### [Records for this task]

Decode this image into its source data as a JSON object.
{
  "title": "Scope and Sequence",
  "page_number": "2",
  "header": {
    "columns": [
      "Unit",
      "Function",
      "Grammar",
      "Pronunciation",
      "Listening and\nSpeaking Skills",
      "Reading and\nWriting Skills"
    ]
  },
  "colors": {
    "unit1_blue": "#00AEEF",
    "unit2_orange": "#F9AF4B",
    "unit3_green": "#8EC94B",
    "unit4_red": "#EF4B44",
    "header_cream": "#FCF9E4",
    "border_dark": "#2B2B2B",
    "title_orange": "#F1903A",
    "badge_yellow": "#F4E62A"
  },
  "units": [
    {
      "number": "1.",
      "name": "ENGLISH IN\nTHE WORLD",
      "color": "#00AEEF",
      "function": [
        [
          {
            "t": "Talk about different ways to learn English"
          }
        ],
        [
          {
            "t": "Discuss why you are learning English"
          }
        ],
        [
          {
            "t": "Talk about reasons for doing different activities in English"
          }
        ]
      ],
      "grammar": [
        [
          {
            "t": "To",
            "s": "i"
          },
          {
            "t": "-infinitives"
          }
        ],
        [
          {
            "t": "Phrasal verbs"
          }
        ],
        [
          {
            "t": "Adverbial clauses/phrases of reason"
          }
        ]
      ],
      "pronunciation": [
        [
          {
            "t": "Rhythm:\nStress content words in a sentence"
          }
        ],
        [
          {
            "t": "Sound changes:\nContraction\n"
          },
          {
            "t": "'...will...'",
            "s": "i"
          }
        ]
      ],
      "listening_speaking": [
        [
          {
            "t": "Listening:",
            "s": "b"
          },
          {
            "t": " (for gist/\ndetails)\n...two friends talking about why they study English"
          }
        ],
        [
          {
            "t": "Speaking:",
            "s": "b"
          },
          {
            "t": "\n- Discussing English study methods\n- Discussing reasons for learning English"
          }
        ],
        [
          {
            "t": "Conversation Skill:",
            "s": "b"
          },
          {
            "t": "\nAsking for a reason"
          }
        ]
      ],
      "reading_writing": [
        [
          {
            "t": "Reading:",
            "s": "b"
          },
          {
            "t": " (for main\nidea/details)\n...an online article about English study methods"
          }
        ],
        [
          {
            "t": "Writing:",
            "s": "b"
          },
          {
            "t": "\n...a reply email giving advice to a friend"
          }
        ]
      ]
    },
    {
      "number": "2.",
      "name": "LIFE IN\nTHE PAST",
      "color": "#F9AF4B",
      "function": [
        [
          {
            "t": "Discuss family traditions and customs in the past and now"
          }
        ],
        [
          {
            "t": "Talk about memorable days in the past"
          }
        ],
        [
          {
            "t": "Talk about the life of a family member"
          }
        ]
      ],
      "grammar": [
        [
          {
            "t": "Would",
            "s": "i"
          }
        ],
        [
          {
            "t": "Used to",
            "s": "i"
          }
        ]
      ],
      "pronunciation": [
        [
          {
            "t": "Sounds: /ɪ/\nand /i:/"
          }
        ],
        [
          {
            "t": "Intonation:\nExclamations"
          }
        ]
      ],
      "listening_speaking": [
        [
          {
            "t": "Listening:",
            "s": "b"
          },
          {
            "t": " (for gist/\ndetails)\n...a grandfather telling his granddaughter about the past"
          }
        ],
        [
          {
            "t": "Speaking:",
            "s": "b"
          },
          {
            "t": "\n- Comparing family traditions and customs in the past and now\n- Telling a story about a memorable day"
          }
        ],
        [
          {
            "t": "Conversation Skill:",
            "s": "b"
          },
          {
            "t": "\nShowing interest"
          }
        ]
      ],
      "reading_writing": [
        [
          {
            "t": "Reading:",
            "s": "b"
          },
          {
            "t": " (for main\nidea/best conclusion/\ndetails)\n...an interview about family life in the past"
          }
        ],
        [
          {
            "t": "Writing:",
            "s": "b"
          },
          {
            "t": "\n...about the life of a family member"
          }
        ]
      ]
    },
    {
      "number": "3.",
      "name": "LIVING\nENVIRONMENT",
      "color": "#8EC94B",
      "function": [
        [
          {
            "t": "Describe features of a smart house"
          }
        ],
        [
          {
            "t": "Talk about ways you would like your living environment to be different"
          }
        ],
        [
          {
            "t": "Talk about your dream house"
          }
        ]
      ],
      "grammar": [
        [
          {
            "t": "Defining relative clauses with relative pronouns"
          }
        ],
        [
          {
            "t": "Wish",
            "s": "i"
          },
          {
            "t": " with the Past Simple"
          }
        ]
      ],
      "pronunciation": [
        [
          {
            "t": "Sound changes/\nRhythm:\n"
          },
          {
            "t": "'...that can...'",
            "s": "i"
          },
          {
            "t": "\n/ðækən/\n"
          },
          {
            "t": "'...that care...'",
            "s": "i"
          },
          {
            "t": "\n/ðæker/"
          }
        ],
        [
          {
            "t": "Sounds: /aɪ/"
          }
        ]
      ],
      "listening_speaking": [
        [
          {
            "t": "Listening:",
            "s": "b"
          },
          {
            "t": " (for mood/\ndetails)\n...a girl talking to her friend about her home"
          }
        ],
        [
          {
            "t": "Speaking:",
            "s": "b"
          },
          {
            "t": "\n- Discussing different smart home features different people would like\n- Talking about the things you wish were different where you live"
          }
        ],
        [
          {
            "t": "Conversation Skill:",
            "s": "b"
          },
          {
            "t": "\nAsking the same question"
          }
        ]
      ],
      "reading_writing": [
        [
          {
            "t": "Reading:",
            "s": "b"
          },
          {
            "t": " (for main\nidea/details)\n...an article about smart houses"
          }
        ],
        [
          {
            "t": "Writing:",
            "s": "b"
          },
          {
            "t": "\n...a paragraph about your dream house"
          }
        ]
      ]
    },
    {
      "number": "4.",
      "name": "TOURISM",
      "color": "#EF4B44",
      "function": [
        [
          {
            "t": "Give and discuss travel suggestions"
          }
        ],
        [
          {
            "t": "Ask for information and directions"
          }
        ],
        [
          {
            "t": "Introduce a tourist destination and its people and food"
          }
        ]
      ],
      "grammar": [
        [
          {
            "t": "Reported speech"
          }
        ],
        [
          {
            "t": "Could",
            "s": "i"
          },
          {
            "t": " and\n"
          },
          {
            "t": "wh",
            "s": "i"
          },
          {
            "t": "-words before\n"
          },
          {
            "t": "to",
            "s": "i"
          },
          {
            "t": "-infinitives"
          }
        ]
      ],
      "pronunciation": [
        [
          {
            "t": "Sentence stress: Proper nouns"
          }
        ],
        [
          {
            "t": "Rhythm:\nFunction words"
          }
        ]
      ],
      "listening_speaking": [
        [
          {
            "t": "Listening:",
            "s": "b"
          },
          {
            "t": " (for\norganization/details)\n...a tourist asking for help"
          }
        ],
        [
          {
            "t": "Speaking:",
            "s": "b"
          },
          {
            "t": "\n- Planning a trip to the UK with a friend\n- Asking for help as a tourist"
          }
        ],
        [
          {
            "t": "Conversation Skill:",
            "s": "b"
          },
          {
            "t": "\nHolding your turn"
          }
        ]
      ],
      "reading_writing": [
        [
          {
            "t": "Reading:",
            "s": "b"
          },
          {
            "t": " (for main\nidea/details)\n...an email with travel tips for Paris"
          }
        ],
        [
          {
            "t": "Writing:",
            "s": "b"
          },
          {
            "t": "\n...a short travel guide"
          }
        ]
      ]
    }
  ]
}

### [Work required]
Go through the records and show every line with the string "people" in it.

### [Correct answer]
            "t": "\n- Discussing different smart home features different people would like\n- Talking about the things you wish were different where you live"
            "t": "Introduce a tourist destination and its people and food"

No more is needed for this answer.